• **Exercise directions**
Retype each line exactly. Skip images.

* BEGIN Given information *

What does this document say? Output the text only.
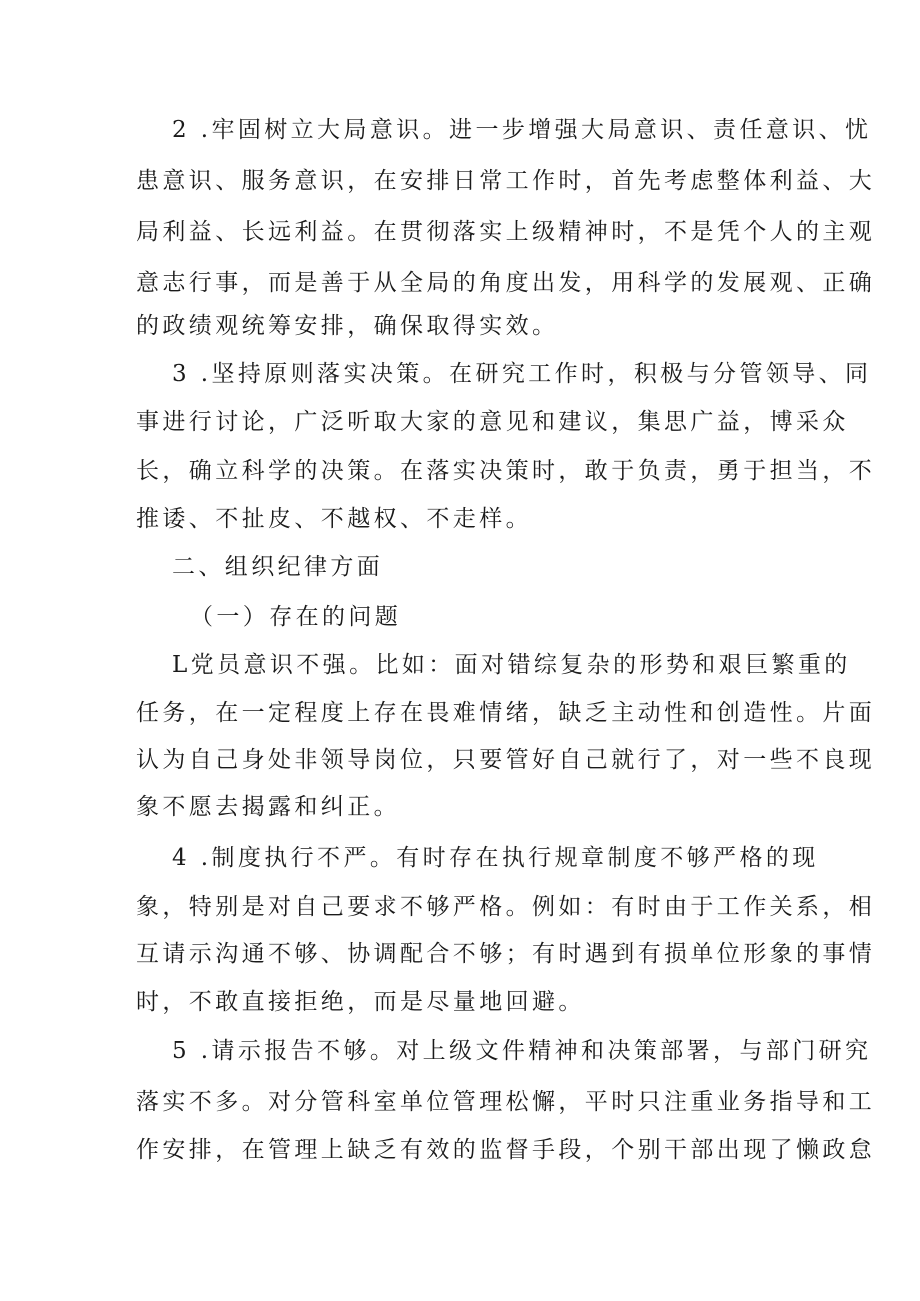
2 .牢固树立大局意识。进一步增强大局意识、责任意识、忧

患意识、服务意识，在安排日常工作时，首先考虑整体利益、大

局利益、长远利益。在贯彻落实上级精神时，不是凭个人的主观

意志行事，而是善于从全局的角度出发，用科学的发展观、正确

的政绩观统筹安排，确保取得实效。

3 .坚持原则落实决策。在研究工作时，积极与分管领导、同

事进行讨论，广泛听取大家的意见和建议，集思广益，博采众

长，确立科学的决策。在落实决策时，敢于负责，勇于担当，不

推诿、不扯皮、不越权、不走样。

二、组织纪律方面

（一）存在的问题

L党员意识不强。比如：面对错综复杂的形势和艰巨繁重的

任务，在一定程度上存在畏难情绪，缺乏主动性和创造性。片面

认为自己身处非领导岗位，只要管好自己就行了，对一些不良现

象不愿去揭露和纠正。

4 .制度执行不严。有时存在执行规章制度不够严格的现

象，特别是对自己要求不够严格。例如：有时由于工作关系，相

互请示沟通不够、协调配合不够；有时遇到有损单位形象的事情

时，不敢直接拒绝，而是尽量地回避。

5 .请示报告不够。对上级文件精神和决策部署，与部门研究

落实不多。对分管科室单位管理松懈，平时只注重业务指导和工

作安排，在管理上缺乏有效的监督手段，个别干部出现了懒政怠
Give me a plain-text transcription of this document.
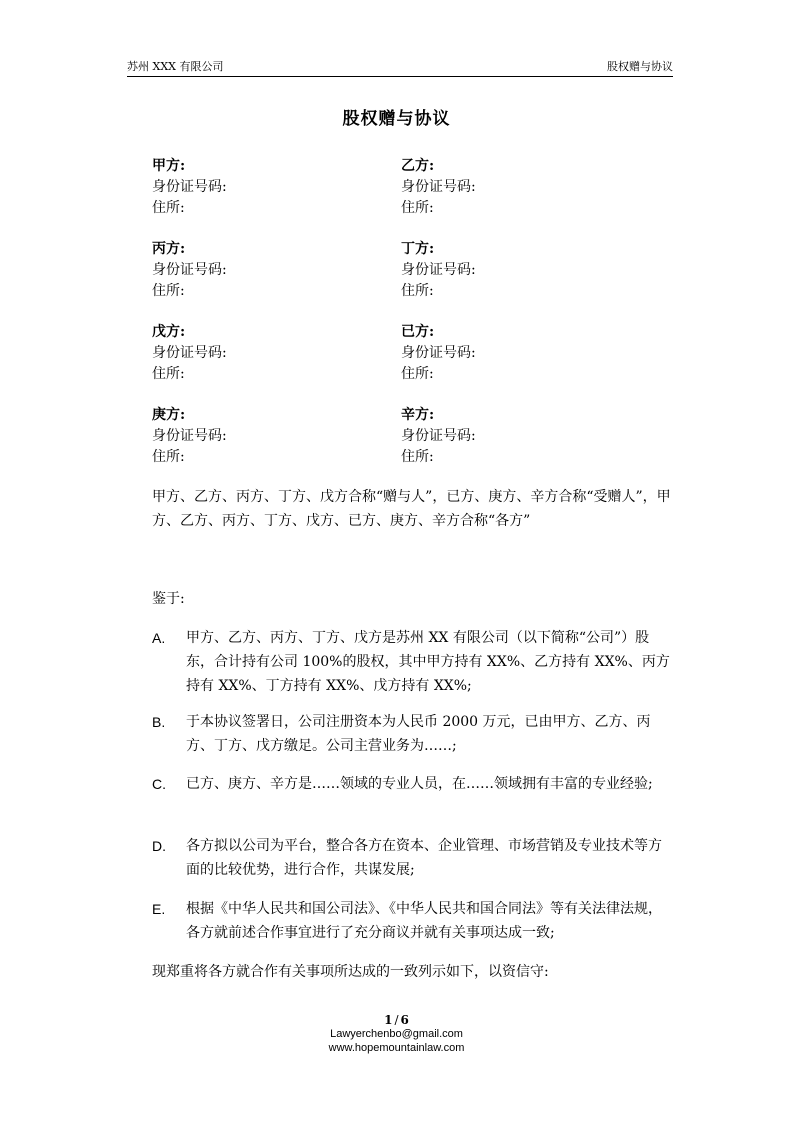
苏州 XXX 有限公司	股权赠与协议
股权赠与协议
甲方:
身份证号码:
住所:
乙方:
身份证号码:
住所:
丙方:
身份证号码:
住所:
丁方:
身份证号码:
住所:
戊方:
身份证号码:
住所:
已方:
身份证号码:
住所:
庚方:
身份证号码:
住所:
辛方:
身份证号码:
住所:
甲方、乙方、丙方、丁方、戊方合称“赠与人”，已方、庚方、辛方合称“受赠人”，甲方、乙方、丙方、丁方、戊方、已方、庚方、辛方合称“各方”
鉴于:
A. 甲方、乙方、丙方、丁方、戊方是苏州 XX 有限公司（以下简称“公司”）股东，合计持有公司 100%的股权，其中甲方持有 XX%、乙方持有 XX%、丙方持有 XX%、丁方持有 XX%、戊方持有 XX%;
B. 于本协议签署日，公司注册资本为人民币 2000 万元，已由甲方、乙方、丙方、丁方、戊方缴足。公司主营业务为……;
C. 已方、庚方、辛方是……领域的专业人员，在……领域拥有丰富的专业经验;
D. 各方拟以公司为平台，整合各方在资本、企业管理、市场营销及专业技术等方面的比较优势，进行合作，共谋发展;
E. 根据《中华人民共和国公司法》、《中华人民共和国合同法》等有关法律法规，各方就前述合作事宜进行了充分商议并就有关事项达成一致;
现郑重将各方就合作有关事项所达成的一致列示如下，以资信守:
1 / 6
Lawyerchenbo@gmail.com
www.hopemountainlaw.com
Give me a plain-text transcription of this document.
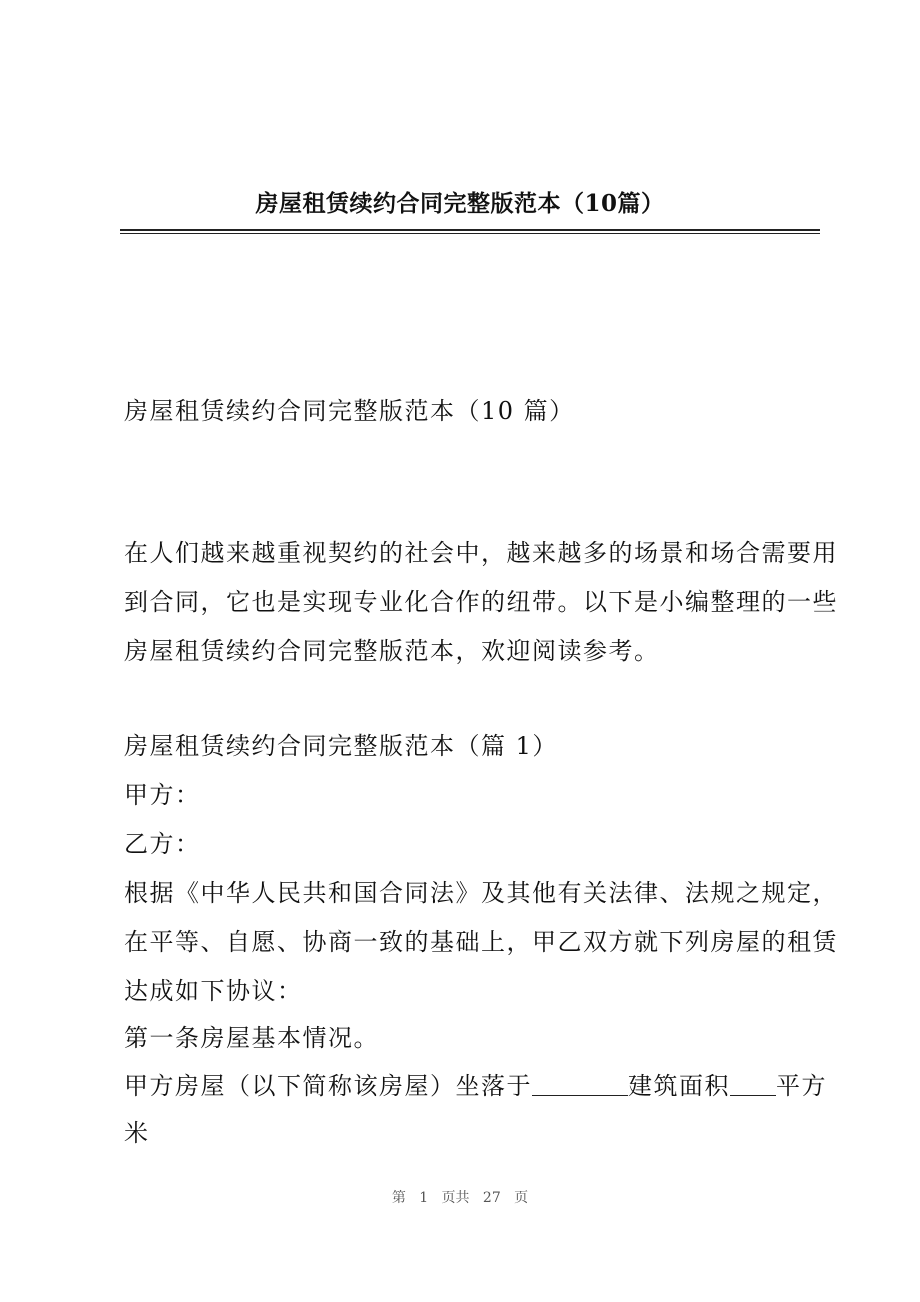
房屋租赁续约合同完整版范本（10篇）
房屋租赁续约合同完整版范本（10 篇）
在人们越来越重视契约的社会中，越来越多的场景和场合需要用
到合同，它也是实现专业化合作的纽带。以下是小编整理的一些
房屋租赁续约合同完整版范本，欢迎阅读参考。
房屋租赁续约合同完整版范本（篇 1）
甲方：
乙方：
根据《中华人民共和国合同法》及其他有关法律、法规之规定，
在平等、自愿、协商一致的基础上，甲乙双方就下列房屋的租赁
达成如下协议：
第一条房屋基本情况。
甲方房屋（以下简称该房屋）坐落于	建筑面积 平方
米
第 1 页共 27 页
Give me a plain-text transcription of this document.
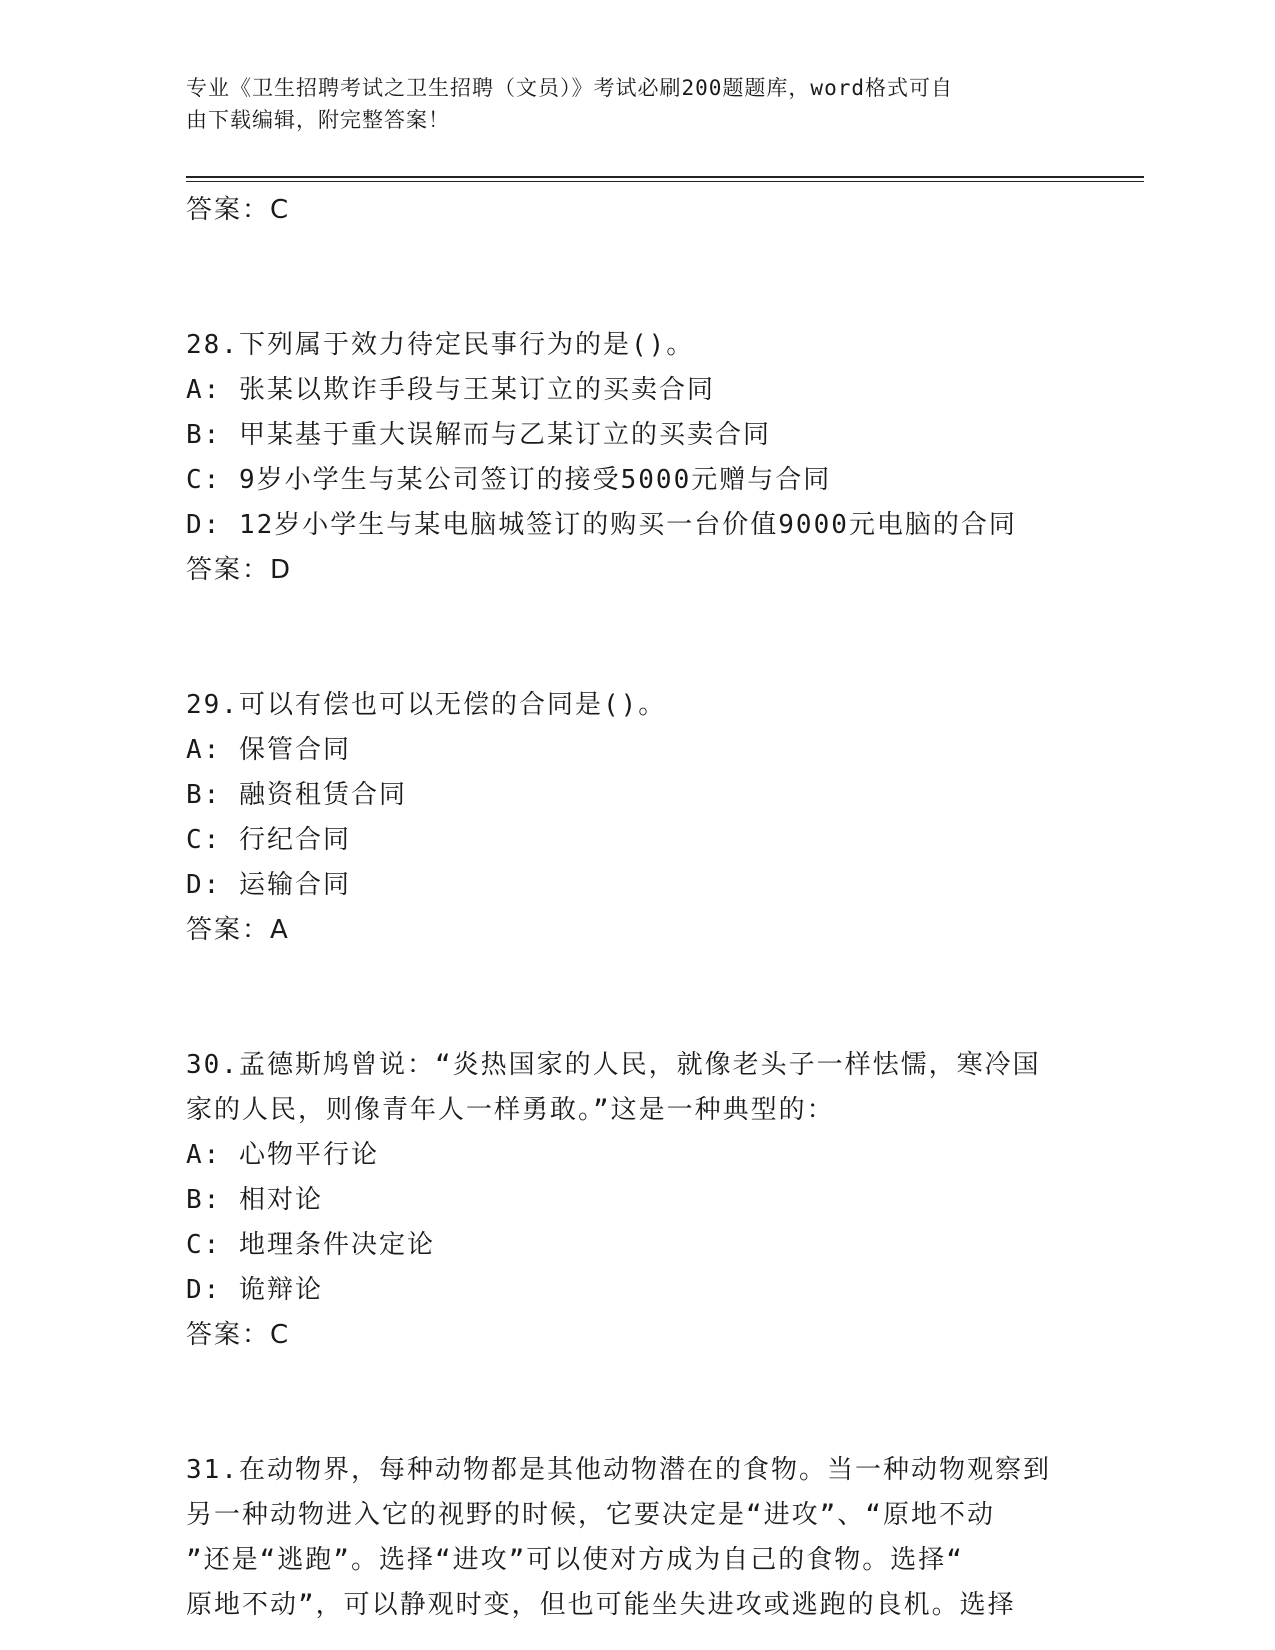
专业《卫生招聘考试之卫生招聘（文员）》考试必刷200题题库，word格式可自
由下载编辑，附完整答案！
答案：C
28.下列属于效力待定民事行为的是()。
A: 张某以欺诈手段与王某订立的买卖合同
B: 甲某基于重大误解而与乙某订立的买卖合同
C: 9岁小学生与某公司签订的接受5000元赠与合同
D: 12岁小学生与某电脑城签订的购买一台价值9000元电脑的合同
答案：D
29.可以有偿也可以无偿的合同是()。
A: 保管合同
B: 融资租赁合同
C: 行纪合同
D: 运输合同
答案：A
30.孟德斯鸠曾说：“炎热国家的人民，就像老头子一样怯懦，寒冷国
家的人民，则像青年人一样勇敢。”这是一种典型的：
A: 心物平行论
B: 相对论
C: 地理条件决定论
D: 诡辩论
答案：C
31.在动物界，每种动物都是其他动物潜在的食物。当一种动物观察到
另一种动物进入它的视野的时候，它要决定是“进攻”、“原地不动
”还是“逃跑”。选择“进攻”可以使对方成为自己的食物。选择“
原地不动”，可以静观时变，但也可能坐失进攻或逃跑的良机。选择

* END Given information *

• **Result of this task**
What does this document say? Output the text only.
2 .牢固树立大局意识。进一步增强大局意识、责任意识、忧

患意识、服务意识，在安排日常工作时，首先考虑整体利益、大

局利益、长远利益。在贯彻落实上级精神时，不是凭个人的主观

意志行事，而是善于从全局的角度出发，用科学的发展观、正确

的政绩观统筹安排，确保取得实效。

3 .坚持原则落实决策。在研究工作时，积极与分管领导、同

事进行讨论，广泛听取大家的意见和建议，集思广益，博采众

长，确立科学的决策。在落实决策时，敢于负责，勇于担当，不

推诿、不扯皮、不越权、不走样。

二、组织纪律方面

（一）存在的问题

L党员意识不强。比如：面对错综复杂的形势和艰巨繁重的

任务，在一定程度上存在畏难情绪，缺乏主动性和创造性。片面

认为自己身处非领导岗位，只要管好自己就行了，对一些不良现

象不愿去揭露和纠正。

4 .制度执行不严。有时存在执行规章制度不够严格的现

象，特别是对自己要求不够严格。例如：有时由于工作关系，相

互请示沟通不够、协调配合不够；有时遇到有损单位形象的事情

时，不敢直接拒绝，而是尽量地回避。

5 .请示报告不够。对上级文件精神和决策部署，与部门研究

落实不多。对分管科室单位管理松懈，平时只注重业务指导和工

作安排，在管理上缺乏有效的监督手段，个别干部出现了懒政怠
Give me a plain-text transcription of this document.
苏州 XXX 有限公司	股权赠与协议
股权赠与协议
甲方:
身份证号码:
住所:
乙方:
身份证号码:
住所:
丙方:
身份证号码:
住所:
丁方:
身份证号码:
住所:
戊方:
身份证号码:
住所:
已方:
身份证号码:
住所:
庚方:
身份证号码:
住所:
辛方:
身份证号码:
住所:
甲方、乙方、丙方、丁方、戊方合称“赠与人”，已方、庚方、辛方合称“受赠人”，甲方、乙方、丙方、丁方、戊方、已方、庚方、辛方合称“各方”
鉴于:
A. 甲方、乙方、丙方、丁方、戊方是苏州 XX 有限公司（以下简称“公司”）股东，合计持有公司 100%的股权，其中甲方持有 XX%、乙方持有 XX%、丙方持有 XX%、丁方持有 XX%、戊方持有 XX%;
B. 于本协议签署日，公司注册资本为人民币 2000 万元，已由甲方、乙方、丙方、丁方、戊方缴足。公司主营业务为……;
C. 已方、庚方、辛方是……领域的专业人员，在……领域拥有丰富的专业经验;
D. 各方拟以公司为平台，整合各方在资本、企业管理、市场营销及专业技术等方面的比较优势，进行合作，共谋发展;
E. 根据《中华人民共和国公司法》、《中华人民共和国合同法》等有关法律法规，各方就前述合作事宜进行了充分商议并就有关事项达成一致;
现郑重将各方就合作有关事项所达成的一致列示如下，以资信守:
1 / 6
Lawyerchenbo@gmail.com
www.hopemountainlaw.com
Give me a plain-text transcription of this document.
房屋租赁续约合同完整版范本（10篇）
房屋租赁续约合同完整版范本（10 篇）
在人们越来越重视契约的社会中，越来越多的场景和场合需要用
到合同，它也是实现专业化合作的纽带。以下是小编整理的一些
房屋租赁续约合同完整版范本，欢迎阅读参考。
房屋租赁续约合同完整版范本（篇 1）
甲方：
乙方：
根据《中华人民共和国合同法》及其他有关法律、法规之规定，
在平等、自愿、协商一致的基础上，甲乙双方就下列房屋的租赁
达成如下协议：
第一条房屋基本情况。
甲方房屋（以下简称该房屋）坐落于	建筑面积 平方
米
第 1 页共 27 页
Give me a plain-text transcription of this document.
专业《卫生招聘考试之卫生招聘（文员）》考试必刷200题题库，word格式可自
由下载编辑，附完整答案！
答案：C
28.下列属于效力待定民事行为的是()。
A: 张某以欺诈手段与王某订立的买卖合同
B: 甲某基于重大误解而与乙某订立的买卖合同
C: 9岁小学生与某公司签订的接受5000元赠与合同
D: 12岁小学生与某电脑城签订的购买一台价值9000元电脑的合同
答案：D
29.可以有偿也可以无偿的合同是()。
A: 保管合同
B: 融资租赁合同
C: 行纪合同
D: 运输合同
答案：A
30.孟德斯鸠曾说：“炎热国家的人民，就像老头子一样怯懦，寒冷国
家的人民，则像青年人一样勇敢。”这是一种典型的：
A: 心物平行论
B: 相对论
C: 地理条件决定论
D: 诡辩论
答案：C
31.在动物界，每种动物都是其他动物潜在的食物。当一种动物观察到
另一种动物进入它的视野的时候，它要决定是“进攻”、“原地不动
”还是“逃跑”。选择“进攻”可以使对方成为自己的食物。选择“
原地不动”，可以静观时变，但也可能坐失进攻或逃跑的良机。选择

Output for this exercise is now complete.